Entries shown:
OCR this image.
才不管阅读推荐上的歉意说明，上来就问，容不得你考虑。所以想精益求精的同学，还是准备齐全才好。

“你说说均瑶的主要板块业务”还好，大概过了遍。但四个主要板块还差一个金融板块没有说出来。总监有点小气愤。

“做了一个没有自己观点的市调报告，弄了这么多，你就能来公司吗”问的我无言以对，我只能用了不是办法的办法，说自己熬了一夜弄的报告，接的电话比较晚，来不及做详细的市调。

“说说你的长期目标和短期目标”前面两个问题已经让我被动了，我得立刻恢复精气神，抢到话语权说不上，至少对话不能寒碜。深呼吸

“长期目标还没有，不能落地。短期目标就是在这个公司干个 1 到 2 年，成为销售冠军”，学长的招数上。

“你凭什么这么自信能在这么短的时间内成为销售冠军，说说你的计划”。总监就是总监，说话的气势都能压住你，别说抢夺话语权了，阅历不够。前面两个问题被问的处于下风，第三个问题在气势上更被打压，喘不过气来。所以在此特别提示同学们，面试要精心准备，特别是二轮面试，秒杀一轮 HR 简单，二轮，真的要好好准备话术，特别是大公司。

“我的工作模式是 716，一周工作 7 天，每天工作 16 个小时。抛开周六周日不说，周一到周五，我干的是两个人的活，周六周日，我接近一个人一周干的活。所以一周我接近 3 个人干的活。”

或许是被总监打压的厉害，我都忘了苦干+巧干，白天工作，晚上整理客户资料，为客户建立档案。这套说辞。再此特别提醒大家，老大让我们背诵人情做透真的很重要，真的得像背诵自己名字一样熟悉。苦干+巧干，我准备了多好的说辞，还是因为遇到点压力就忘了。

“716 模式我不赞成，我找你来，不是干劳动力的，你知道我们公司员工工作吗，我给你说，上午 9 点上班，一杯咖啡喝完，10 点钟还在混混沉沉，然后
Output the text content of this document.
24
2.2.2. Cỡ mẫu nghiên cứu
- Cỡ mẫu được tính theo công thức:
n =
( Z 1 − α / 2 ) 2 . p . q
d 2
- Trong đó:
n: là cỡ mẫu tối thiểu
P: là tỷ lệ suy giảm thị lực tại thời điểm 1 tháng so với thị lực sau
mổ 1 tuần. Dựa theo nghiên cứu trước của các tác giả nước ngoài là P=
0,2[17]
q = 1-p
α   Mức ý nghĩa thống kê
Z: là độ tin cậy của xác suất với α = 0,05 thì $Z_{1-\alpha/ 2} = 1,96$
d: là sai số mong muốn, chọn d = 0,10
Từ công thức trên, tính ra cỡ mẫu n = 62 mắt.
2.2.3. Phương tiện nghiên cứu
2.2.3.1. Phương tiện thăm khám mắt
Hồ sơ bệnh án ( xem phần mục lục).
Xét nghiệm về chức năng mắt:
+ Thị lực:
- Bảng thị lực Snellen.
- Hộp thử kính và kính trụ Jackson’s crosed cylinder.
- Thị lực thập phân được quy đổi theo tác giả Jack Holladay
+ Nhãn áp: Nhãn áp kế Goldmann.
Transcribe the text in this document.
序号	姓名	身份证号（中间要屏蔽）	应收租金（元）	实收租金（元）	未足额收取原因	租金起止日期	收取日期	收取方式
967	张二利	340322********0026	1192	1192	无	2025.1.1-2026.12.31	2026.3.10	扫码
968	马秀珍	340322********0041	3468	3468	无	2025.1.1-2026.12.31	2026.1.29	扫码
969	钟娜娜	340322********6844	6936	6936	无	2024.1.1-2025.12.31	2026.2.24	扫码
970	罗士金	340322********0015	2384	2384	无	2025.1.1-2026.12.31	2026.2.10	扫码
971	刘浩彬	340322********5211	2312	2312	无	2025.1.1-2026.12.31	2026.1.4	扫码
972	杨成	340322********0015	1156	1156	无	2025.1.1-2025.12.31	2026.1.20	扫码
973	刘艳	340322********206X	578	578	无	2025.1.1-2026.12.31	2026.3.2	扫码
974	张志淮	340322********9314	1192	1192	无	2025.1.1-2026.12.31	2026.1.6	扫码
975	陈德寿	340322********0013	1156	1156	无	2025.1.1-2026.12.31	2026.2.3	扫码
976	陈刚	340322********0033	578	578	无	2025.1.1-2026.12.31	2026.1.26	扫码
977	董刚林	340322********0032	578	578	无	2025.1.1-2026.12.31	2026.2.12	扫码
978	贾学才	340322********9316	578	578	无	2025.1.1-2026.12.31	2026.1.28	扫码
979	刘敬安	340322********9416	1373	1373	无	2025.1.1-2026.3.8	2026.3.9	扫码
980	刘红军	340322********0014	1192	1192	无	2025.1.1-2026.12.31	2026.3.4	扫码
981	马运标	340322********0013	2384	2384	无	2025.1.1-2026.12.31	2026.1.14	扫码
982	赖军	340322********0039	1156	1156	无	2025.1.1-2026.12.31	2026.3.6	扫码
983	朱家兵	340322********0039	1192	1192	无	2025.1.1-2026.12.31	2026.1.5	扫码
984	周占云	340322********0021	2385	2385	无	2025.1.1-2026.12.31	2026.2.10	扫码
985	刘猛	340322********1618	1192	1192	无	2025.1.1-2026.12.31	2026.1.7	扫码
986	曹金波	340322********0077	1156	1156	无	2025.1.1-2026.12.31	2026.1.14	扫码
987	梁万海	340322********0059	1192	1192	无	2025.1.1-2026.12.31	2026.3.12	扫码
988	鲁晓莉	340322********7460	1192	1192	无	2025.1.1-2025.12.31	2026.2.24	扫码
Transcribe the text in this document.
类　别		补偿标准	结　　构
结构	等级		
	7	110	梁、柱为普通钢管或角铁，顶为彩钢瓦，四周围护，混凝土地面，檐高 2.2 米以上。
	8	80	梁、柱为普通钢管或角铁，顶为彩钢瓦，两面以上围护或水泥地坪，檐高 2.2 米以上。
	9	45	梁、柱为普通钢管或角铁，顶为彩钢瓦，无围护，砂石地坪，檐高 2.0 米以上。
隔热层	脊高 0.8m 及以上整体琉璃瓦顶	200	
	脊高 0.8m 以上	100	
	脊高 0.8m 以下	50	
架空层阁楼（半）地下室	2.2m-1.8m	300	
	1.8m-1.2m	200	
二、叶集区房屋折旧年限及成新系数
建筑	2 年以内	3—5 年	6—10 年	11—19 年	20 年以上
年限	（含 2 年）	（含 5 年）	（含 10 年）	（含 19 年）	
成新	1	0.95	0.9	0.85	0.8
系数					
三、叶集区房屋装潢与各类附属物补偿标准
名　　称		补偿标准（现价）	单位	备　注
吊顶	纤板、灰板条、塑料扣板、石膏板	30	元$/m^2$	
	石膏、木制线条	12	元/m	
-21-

Set task: Give all the entries again exactly; leave none out.

Worked answer:
OCR this image.
才不管阅读推荐上的歉意说明，上来就问，容不得你考虑。所以想精益求精的同学，还是准备齐全才好。

“你说说均瑶的主要板块业务”还好，大概过了遍。但四个主要板块还差一个金融板块没有说出来。总监有点小气愤。

“做了一个没有自己观点的市调报告，弄了这么多，你就能来公司吗”问的我无言以对，我只能用了不是办法的办法，说自己熬了一夜弄的报告，接的电话比较晚，来不及做详细的市调。

“说说你的长期目标和短期目标”前面两个问题已经让我被动了，我得立刻恢复精气神，抢到话语权说不上，至少对话不能寒碜。深呼吸

“长期目标还没有，不能落地。短期目标就是在这个公司干个 1 到 2 年，成为销售冠军”，学长的招数上。

“你凭什么这么自信能在这么短的时间内成为销售冠军，说说你的计划”。总监就是总监，说话的气势都能压住你，别说抢夺话语权了，阅历不够。前面两个问题被问的处于下风，第三个问题在气势上更被打压，喘不过气来。所以在此特别提示同学们，面试要精心准备，特别是二轮面试，秒杀一轮 HR 简单，二轮，真的要好好准备话术，特别是大公司。

“我的工作模式是 716，一周工作 7 天，每天工作 16 个小时。抛开周六周日不说，周一到周五，我干的是两个人的活，周六周日，我接近一个人一周干的活。所以一周我接近 3 个人干的活。”

或许是被总监打压的厉害，我都忘了苦干+巧干，白天工作，晚上整理客户资料，为客户建立档案。这套说辞。再此特别提醒大家，老大让我们背诵人情做透真的很重要，真的得像背诵自己名字一样熟悉。苦干+巧干，我准备了多好的说辞，还是因为遇到点压力就忘了。

“716 模式我不赞成，我找你来，不是干劳动力的，你知道我们公司员工工作吗，我给你说，上午 9 点上班，一杯咖啡喝完，10 点钟还在混混沉沉，然后
Output the text content of this document.
24
2.2.2. Cỡ mẫu nghiên cứu
- Cỡ mẫu được tính theo công thức:
n =
( Z 1 − α / 2 ) 2 . p . q
d 2
- Trong đó:
n: là cỡ mẫu tối thiểu
P: là tỷ lệ suy giảm thị lực tại thời điểm 1 tháng so với thị lực sau
mổ 1 tuần. Dựa theo nghiên cứu trước của các tác giả nước ngoài là P=
0,2[17]
q = 1-p
α   Mức ý nghĩa thống kê
Z: là độ tin cậy của xác suất với α = 0,05 thì $Z_{1-\alpha/ 2} = 1,96$
d: là sai số mong muốn, chọn d = 0,10
Từ công thức trên, tính ra cỡ mẫu n = 62 mắt.
2.2.3. Phương tiện nghiên cứu
2.2.3.1. Phương tiện thăm khám mắt
Hồ sơ bệnh án ( xem phần mục lục).
Xét nghiệm về chức năng mắt:
+ Thị lực:
- Bảng thị lực Snellen.
- Hộp thử kính và kính trụ Jackson’s crosed cylinder.
- Thị lực thập phân được quy đổi theo tác giả Jack Holladay
+ Nhãn áp: Nhãn áp kế Goldmann.
Transcribe the text in this document.
序号	姓名	身份证号（中间要屏蔽）	应收租金（元）	实收租金（元）	未足额收取原因	租金起止日期	收取日期	收取方式
967	张二利	340322********0026	1192	1192	无	2025.1.1-2026.12.31	2026.3.10	扫码
968	马秀珍	340322********0041	3468	3468	无	2025.1.1-2026.12.31	2026.1.29	扫码
969	钟娜娜	340322********6844	6936	6936	无	2024.1.1-2025.12.31	2026.2.24	扫码
970	罗士金	340322********0015	2384	2384	无	2025.1.1-2026.12.31	2026.2.10	扫码
971	刘浩彬	340322********5211	2312	2312	无	2025.1.1-2026.12.31	2026.1.4	扫码
972	杨成	340322********0015	1156	1156	无	2025.1.1-2025.12.31	2026.1.20	扫码
973	刘艳	340322********206X	578	578	无	2025.1.1-2026.12.31	2026.3.2	扫码
974	张志淮	340322********9314	1192	1192	无	2025.1.1-2026.12.31	2026.1.6	扫码
975	陈德寿	340322********0013	1156	1156	无	2025.1.1-2026.12.31	2026.2.3	扫码
976	陈刚	340322********0033	578	578	无	2025.1.1-2026.12.31	2026.1.26	扫码
977	董刚林	340322********0032	578	578	无	2025.1.1-2026.12.31	2026.2.12	扫码
978	贾学才	340322********9316	578	578	无	2025.1.1-2026.12.31	2026.1.28	扫码
979	刘敬安	340322********9416	1373	1373	无	2025.1.1-2026.3.8	2026.3.9	扫码
980	刘红军	340322********0014	1192	1192	无	2025.1.1-2026.12.31	2026.3.4	扫码
981	马运标	340322********0013	2384	2384	无	2025.1.1-2026.12.31	2026.1.14	扫码
982	赖军	340322********0039	1156	1156	无	2025.1.1-2026.12.31	2026.3.6	扫码
983	朱家兵	340322********0039	1192	1192	无	2025.1.1-2026.12.31	2026.1.5	扫码
984	周占云	340322********0021	2385	2385	无	2025.1.1-2026.12.31	2026.2.10	扫码
985	刘猛	340322********1618	1192	1192	无	2025.1.1-2026.12.31	2026.1.7	扫码
986	曹金波	340322********0077	1156	1156	无	2025.1.1-2026.12.31	2026.1.14	扫码
987	梁万海	340322********0059	1192	1192	无	2025.1.1-2026.12.31	2026.3.12	扫码
988	鲁晓莉	340322********7460	1192	1192	无	2025.1.1-2025.12.31	2026.2.24	扫码
Transcribe the text in this document.
类　别		补偿标准	结　　构
结构	等级		
	7	110	梁、柱为普通钢管或角铁，顶为彩钢瓦，四周围护，混凝土地面，檐高 2.2 米以上。
	8	80	梁、柱为普通钢管或角铁，顶为彩钢瓦，两面以上围护或水泥地坪，檐高 2.2 米以上。
	9	45	梁、柱为普通钢管或角铁，顶为彩钢瓦，无围护，砂石地坪，檐高 2.0 米以上。
隔热层	脊高 0.8m 及以上整体琉璃瓦顶	200	
	脊高 0.8m 以上	100	
	脊高 0.8m 以下	50	
架空层阁楼（半）地下室	2.2m-1.8m	300	
	1.8m-1.2m	200	
二、叶集区房屋折旧年限及成新系数
建筑	2 年以内	3—5 年	6—10 年	11—19 年	20 年以上
年限	（含 2 年）	（含 5 年）	（含 10 年）	（含 19 年）	
成新	1	0.95	0.9	0.85	0.8
系数					
三、叶集区房屋装潢与各类附属物补偿标准
名　　称		补偿标准（现价）	单位	备　注
吊顶	纤板、灰板条、塑料扣板、石膏板	30	元$/m^2$	
	石膏、木制线条	12	元/m	
-21-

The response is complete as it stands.